---------- Provided records

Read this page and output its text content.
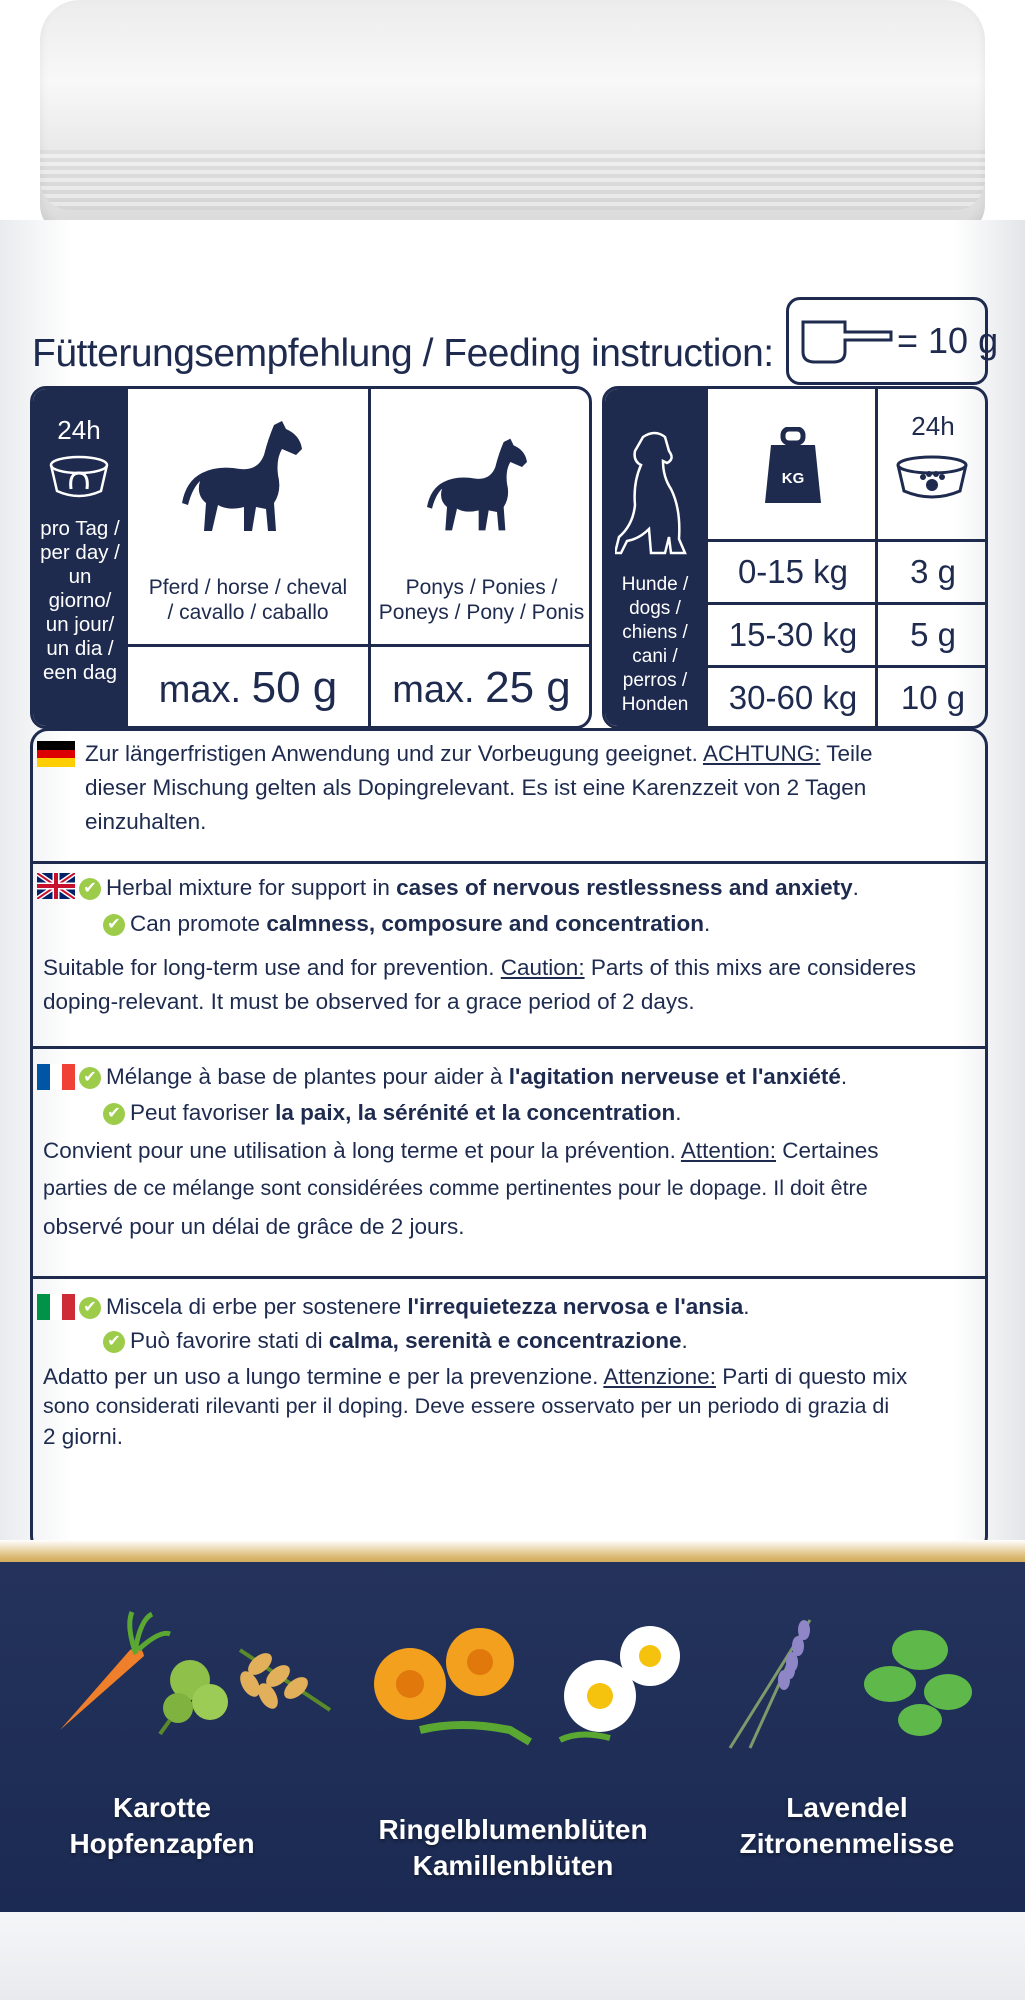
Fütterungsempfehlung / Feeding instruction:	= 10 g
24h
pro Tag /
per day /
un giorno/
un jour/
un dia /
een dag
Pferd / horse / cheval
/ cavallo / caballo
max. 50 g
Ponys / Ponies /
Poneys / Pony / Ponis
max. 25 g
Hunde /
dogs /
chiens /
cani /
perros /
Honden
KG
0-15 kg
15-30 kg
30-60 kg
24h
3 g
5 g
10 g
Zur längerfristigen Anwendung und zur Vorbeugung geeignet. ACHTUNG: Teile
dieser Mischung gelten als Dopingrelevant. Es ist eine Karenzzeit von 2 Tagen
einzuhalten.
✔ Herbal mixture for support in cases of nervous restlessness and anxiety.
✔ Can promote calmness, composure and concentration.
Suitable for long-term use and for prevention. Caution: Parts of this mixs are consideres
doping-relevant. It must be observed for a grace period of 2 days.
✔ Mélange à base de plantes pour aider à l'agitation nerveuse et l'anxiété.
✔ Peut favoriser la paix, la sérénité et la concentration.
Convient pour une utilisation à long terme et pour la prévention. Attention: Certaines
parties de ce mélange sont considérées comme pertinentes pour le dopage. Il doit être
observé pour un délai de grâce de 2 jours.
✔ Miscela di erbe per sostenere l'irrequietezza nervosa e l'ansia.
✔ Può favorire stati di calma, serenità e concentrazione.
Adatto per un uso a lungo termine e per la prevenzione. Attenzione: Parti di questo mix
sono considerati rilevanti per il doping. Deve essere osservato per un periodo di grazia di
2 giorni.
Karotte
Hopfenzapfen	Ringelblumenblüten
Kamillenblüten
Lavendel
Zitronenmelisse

--------------------
---------- Provided records

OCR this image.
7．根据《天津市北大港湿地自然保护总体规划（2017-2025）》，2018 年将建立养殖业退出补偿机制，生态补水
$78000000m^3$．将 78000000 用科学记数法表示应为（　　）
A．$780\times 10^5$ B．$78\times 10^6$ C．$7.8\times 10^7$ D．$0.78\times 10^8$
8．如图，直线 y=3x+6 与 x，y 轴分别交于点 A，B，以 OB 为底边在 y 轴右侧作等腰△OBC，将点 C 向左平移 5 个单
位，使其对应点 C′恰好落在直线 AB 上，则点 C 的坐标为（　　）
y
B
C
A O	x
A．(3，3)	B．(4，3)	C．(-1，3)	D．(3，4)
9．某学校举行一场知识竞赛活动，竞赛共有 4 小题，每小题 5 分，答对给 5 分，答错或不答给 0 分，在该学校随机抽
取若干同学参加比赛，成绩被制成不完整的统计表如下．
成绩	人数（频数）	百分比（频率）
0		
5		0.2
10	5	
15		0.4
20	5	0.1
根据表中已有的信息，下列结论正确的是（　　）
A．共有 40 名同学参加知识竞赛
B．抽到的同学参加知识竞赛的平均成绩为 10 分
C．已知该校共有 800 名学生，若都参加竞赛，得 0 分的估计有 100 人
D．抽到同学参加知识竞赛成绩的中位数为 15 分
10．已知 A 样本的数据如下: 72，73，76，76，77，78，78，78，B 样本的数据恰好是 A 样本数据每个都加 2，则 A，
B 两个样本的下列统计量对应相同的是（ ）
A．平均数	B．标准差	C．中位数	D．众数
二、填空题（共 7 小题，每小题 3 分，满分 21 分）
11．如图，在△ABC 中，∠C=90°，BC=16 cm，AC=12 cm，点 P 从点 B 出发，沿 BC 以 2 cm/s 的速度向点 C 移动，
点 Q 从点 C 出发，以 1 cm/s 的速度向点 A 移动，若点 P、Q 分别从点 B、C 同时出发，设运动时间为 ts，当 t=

--------------------

Exercise task: Copy every line of the records above that contains "pour".

Complete response:
✔ Mélange à base de plantes pour aider à l'agitation nerveuse et l'anxiété.
Convient pour une utilisation à long terme et pour la prévention. Attention: Certaines
parties de ce mélange sont considérées comme pertinentes pour le dopage. Il doit être
observé pour un délai de grâce de 2 jours.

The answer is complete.